## Begin Source data

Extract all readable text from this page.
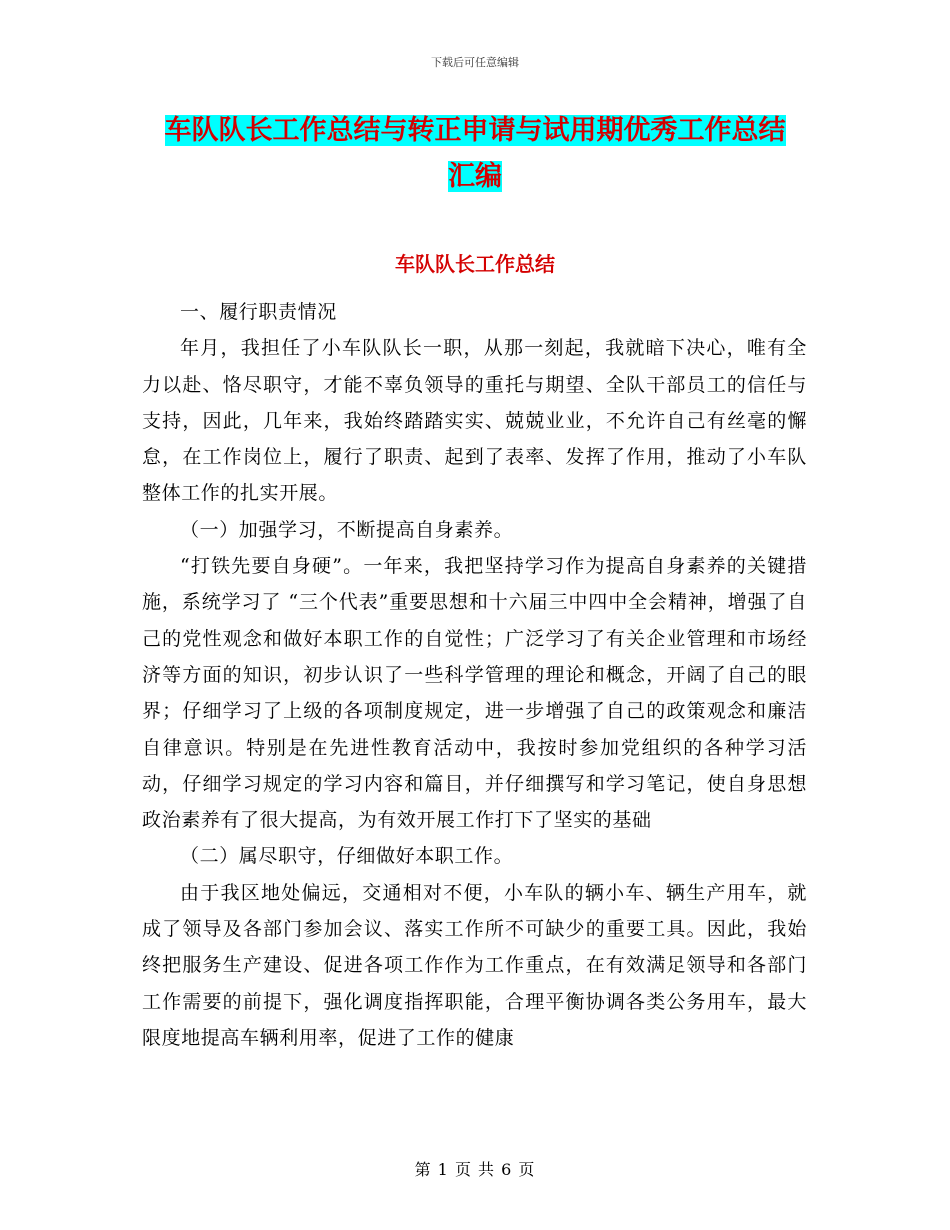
下载后可任意编辑
车队队长工作总结与转正申请与试用期优秀工作总结
汇编
车队队长工作总结

一、履行职责情况

年月，我担任了小车队队长一职，从那一刻起，我就暗下决心，唯有全力以赴、恪尽职守，才能不辜负领导的重托与期望、全队干部员工的信任与支持，因此，几年来，我始终踏踏实实、兢兢业业，不允许自己有丝毫的懈怠，在工作岗位上，履行了职责、起到了表率、发挥了作用，推动了小车队整体工作的扎实开展。

（一）加强学习，不断提高自身素养。

“打铁先要自身硬”。一年来，我把坚持学习作为提高自身素养的关键措施，系统学习了 “三个代表”重要思想和十六届三中四中全会精神，增强了自己的党性观念和做好本职工作的自觉性；广泛学习了有关企业管理和市场经济等方面的知识，初步认识了一些科学管理的理论和概念，开阔了自己的眼界；仔细学习了上级的各项制度规定，进一步增强了自己的政策观念和廉洁自律意识。特别是在先进性教育活动中，我按时参加党组织的各种学习活动，仔细学习规定的学习内容和篇目，并仔细撰写和学习笔记，使自身思想政治素养有了很大提高，为有效开展工作打下了坚实的基础

（二）属尽职守，仔细做好本职工作。

由于我区地处偏远，交通相对不便，小车队的辆小车、辆生产用车，就成了领导及各部门参加会议、落实工作所不可缺少的重要工具。因此，我始终把服务生产建设、促进各项工作作为工作重点，在有效满足领导和各部门工作需要的前提下，强化调度指挥职能，合理平衡协调各类公务用车，最大限度地提高车辆利用率，促进了工作的健康

第 1 页 共 6 页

## End Source data

▸ **Given instruction**:
In your copy, repeat each record exactly and include no pictures.

▸ **Solution below**:
Extract all readable text from this page.
下载后可任意编辑
车队队长工作总结与转正申请与试用期优秀工作总结
汇编
车队队长工作总结

一、履行职责情况

年月，我担任了小车队队长一职，从那一刻起，我就暗下决心，唯有全力以赴、恪尽职守，才能不辜负领导的重托与期望、全队干部员工的信任与支持，因此，几年来，我始终踏踏实实、兢兢业业，不允许自己有丝毫的懈怠，在工作岗位上，履行了职责、起到了表率、发挥了作用，推动了小车队整体工作的扎实开展。

（一）加强学习，不断提高自身素养。

“打铁先要自身硬”。一年来，我把坚持学习作为提高自身素养的关键措施，系统学习了 “三个代表”重要思想和十六届三中四中全会精神，增强了自己的党性观念和做好本职工作的自觉性；广泛学习了有关企业管理和市场经济等方面的知识，初步认识了一些科学管理的理论和概念，开阔了自己的眼界；仔细学习了上级的各项制度规定，进一步增强了自己的政策观念和廉洁自律意识。特别是在先进性教育活动中，我按时参加党组织的各种学习活动，仔细学习规定的学习内容和篇目，并仔细撰写和学习笔记，使自身思想政治素养有了很大提高，为有效开展工作打下了坚实的基础

（二）属尽职守，仔细做好本职工作。

由于我区地处偏远，交通相对不便，小车队的辆小车、辆生产用车，就成了领导及各部门参加会议、落实工作所不可缺少的重要工具。因此，我始终把服务生产建设、促进各项工作作为工作重点，在有效满足领导和各部门工作需要的前提下，强化调度指挥职能，合理平衡协调各类公务用车，最大限度地提高车辆利用率，促进了工作的健康

第 1 页 共 6 页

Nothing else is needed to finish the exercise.